**Exercise task**
Return each line of the listing below, unchanged, and omit the images.

____________________

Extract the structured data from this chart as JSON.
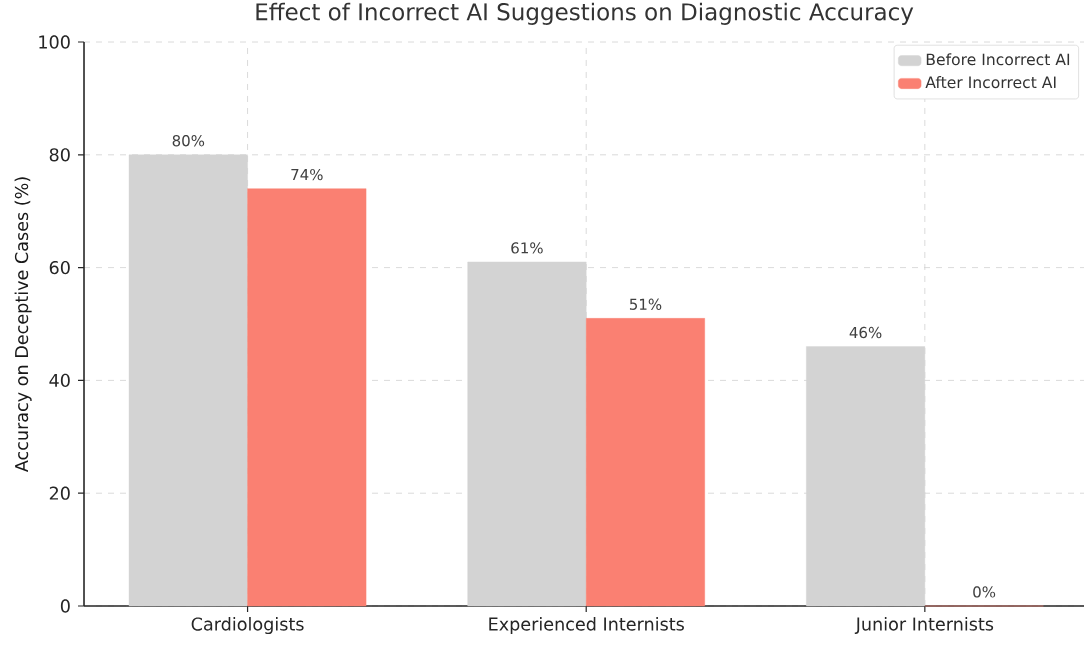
{
  "chart_data": {
    "type": "bar",
    "title": "Effect of Incorrect AI Suggestions on Diagnostic Accuracy",
    "ylabel": "Accuracy on Deceptive Cases (%)",
    "categories": [
      "Cardiologists",
      "Experienced Internists",
      "Junior Internists"
    ],
    "series": [
      {
        "name": "Before Incorrect AI",
        "color": "#d3d3d3",
        "values": [
          80,
          61,
          46
        ],
        "value_labels": [
          "80%",
          "61%",
          "46%"
        ]
      },
      {
        "name": "After Incorrect AI",
        "color": "#fa8072",
        "values": [
          74,
          51,
          0
        ],
        "value_labels": [
          "74%",
          "51%",
          "0%"
        ]
      }
    ],
    "ylim": [
      0,
      100
    ],
    "yticks": [
      0,
      20,
      40,
      60,
      80,
      100
    ],
    "grid": true,
    "legend": "top right"
  }
}
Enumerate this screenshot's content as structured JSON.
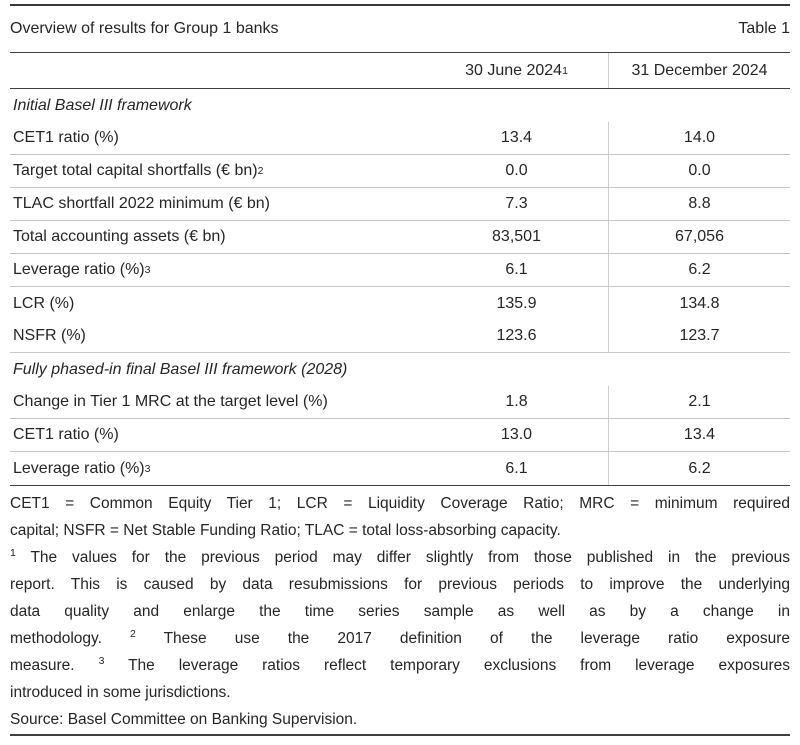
{
  "table": {
    "title": "Overview of results for Group 1 banks",
    "table_number": "Table 1",
    "columns": [
      {
        "label": "30 June 2024",
        "sup": "1"
      },
      {
        "label": "31 December 2024"
      }
    ],
    "sections": [
      {
        "header": "Initial Basel III framework",
        "rows": [
          {
            "label": "CET1 ratio (%)",
            "jun": "13.4",
            "dec": "14.0"
          },
          {
            "label": "Target total capital shortfalls (€ bn)",
            "sup": "2",
            "jun": "0.0",
            "dec": "0.0"
          },
          {
            "label": "TLAC shortfall 2022 minimum (€ bn)",
            "jun": "7.3",
            "dec": "8.8"
          },
          {
            "label": "Total accounting assets (€ bn)",
            "jun": "83,501",
            "dec": "67,056"
          },
          {
            "label": "Leverage ratio (%)",
            "sup": "3",
            "jun": "6.1",
            "dec": "6.2"
          },
          {
            "label": "LCR (%)",
            "jun": "135.9",
            "dec": "134.8"
          },
          {
            "label": "NSFR (%)",
            "jun": "123.6",
            "dec": "123.7"
          }
        ]
      },
      {
        "header": "Fully phased-in final Basel III framework (2028)",
        "rows": [
          {
            "label": "Change in Tier 1 MRC at the target level (%)",
            "jun": "1.8",
            "dec": "2.1"
          },
          {
            "label": "CET1 ratio (%)",
            "jun": "13.0",
            "dec": "13.4"
          },
          {
            "label": "Leverage ratio (%)",
            "sup": "3",
            "jun": "6.1",
            "dec": "6.2"
          }
        ]
      }
    ]
  },
  "footnotes": {
    "abbr_line1": "CET1 = Common Equity Tier 1; LCR = Liquidity Coverage Ratio; MRC = minimum required",
    "abbr_line2": "capital; NSFR = Net Stable Funding Ratio; TLAC = total loss-absorbing capacity.",
    "sup1": "1",
    "sup2": "2",
    "sup3": "3",
    "fn1_line1": "The values for the previous period may differ slightly from those published in the previous",
    "fn1_line2": "report. This is caused by data resubmissions for previous periods to improve the underlying",
    "fn1_line3": "data quality and enlarge the time series sample as well as by a change in",
    "fn1_line4a": "methodology.",
    "fn2_text": "These use the 2017 definition of the leverage ratio exposure",
    "fn2_cont": "measure.",
    "fn3_text": "The leverage ratios reflect temporary exclusions from leverage exposures",
    "fn3_cont": "introduced in some jurisdictions.",
    "source": "Source: Basel Committee on Banking Supervision."
  }
}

____________________

**Solution**
Extract the structured data from this chart as JSON.
{
  "chart_data": {
    "type": "bar",
    "title": "Effect of Incorrect AI Suggestions on Diagnostic Accuracy",
    "ylabel": "Accuracy on Deceptive Cases (%)",
    "categories": [
      "Cardiologists",
      "Experienced Internists",
      "Junior Internists"
    ],
    "series": [
      {
        "name": "Before Incorrect AI",
        "color": "#d3d3d3",
        "values": [
          80,
          61,
          46
        ],
        "value_labels": [
          "80%",
          "61%",
          "46%"
        ]
      },
      {
        "name": "After Incorrect AI",
        "color": "#fa8072",
        "values": [
          74,
          51,
          0
        ],
        "value_labels": [
          "74%",
          "51%",
          "0%"
        ]
      }
    ],
    "ylim": [
      0,
      100
    ],
    "yticks": [
      0,
      20,
      40,
      60,
      80,
      100
    ],
    "grid": true,
    "legend": "top right"
  }
}
Enumerate this screenshot's content as structured JSON.
{
  "table": {
    "title": "Overview of results for Group 1 banks",
    "table_number": "Table 1",
    "columns": [
      {
        "label": "30 June 2024",
        "sup": "1"
      },
      {
        "label": "31 December 2024"
      }
    ],
    "sections": [
      {
        "header": "Initial Basel III framework",
        "rows": [
          {
            "label": "CET1 ratio (%)",
            "jun": "13.4",
            "dec": "14.0"
          },
          {
            "label": "Target total capital shortfalls (€ bn)",
            "sup": "2",
            "jun": "0.0",
            "dec": "0.0"
          },
          {
            "label": "TLAC shortfall 2022 minimum (€ bn)",
            "jun": "7.3",
            "dec": "8.8"
          },
          {
            "label": "Total accounting assets (€ bn)",
            "jun": "83,501",
            "dec": "67,056"
          },
          {
            "label": "Leverage ratio (%)",
            "sup": "3",
            "jun": "6.1",
            "dec": "6.2"
          },
          {
            "label": "LCR (%)",
            "jun": "135.9",
            "dec": "134.8"
          },
          {
            "label": "NSFR (%)",
            "jun": "123.6",
            "dec": "123.7"
          }
        ]
      },
      {
        "header": "Fully phased-in final Basel III framework (2028)",
        "rows": [
          {
            "label": "Change in Tier 1 MRC at the target level (%)",
            "jun": "1.8",
            "dec": "2.1"
          },
          {
            "label": "CET1 ratio (%)",
            "jun": "13.0",
            "dec": "13.4"
          },
          {
            "label": "Leverage ratio (%)",
            "sup": "3",
            "jun": "6.1",
            "dec": "6.2"
          }
        ]
      }
    ]
  },
  "footnotes": {
    "abbr_line1": "CET1 = Common Equity Tier 1; LCR = Liquidity Coverage Ratio; MRC = minimum required",
    "abbr_line2": "capital; NSFR = Net Stable Funding Ratio; TLAC = total loss-absorbing capacity.",
    "sup1": "1",
    "sup2": "2",
    "sup3": "3",
    "fn1_line1": "The values for the previous period may differ slightly from those published in the previous",
    "fn1_line2": "report. This is caused by data resubmissions for previous periods to improve the underlying",
    "fn1_line3": "data quality and enlarge the time series sample as well as by a change in",
    "fn1_line4a": "methodology.",
    "fn2_text": "These use the 2017 definition of the leverage ratio exposure",
    "fn2_cont": "measure.",
    "fn3_text": "The leverage ratios reflect temporary exclusions from leverage exposures",
    "fn3_cont": "introduced in some jurisdictions.",
    "source": "Source: Basel Committee on Banking Supervision."
  }
}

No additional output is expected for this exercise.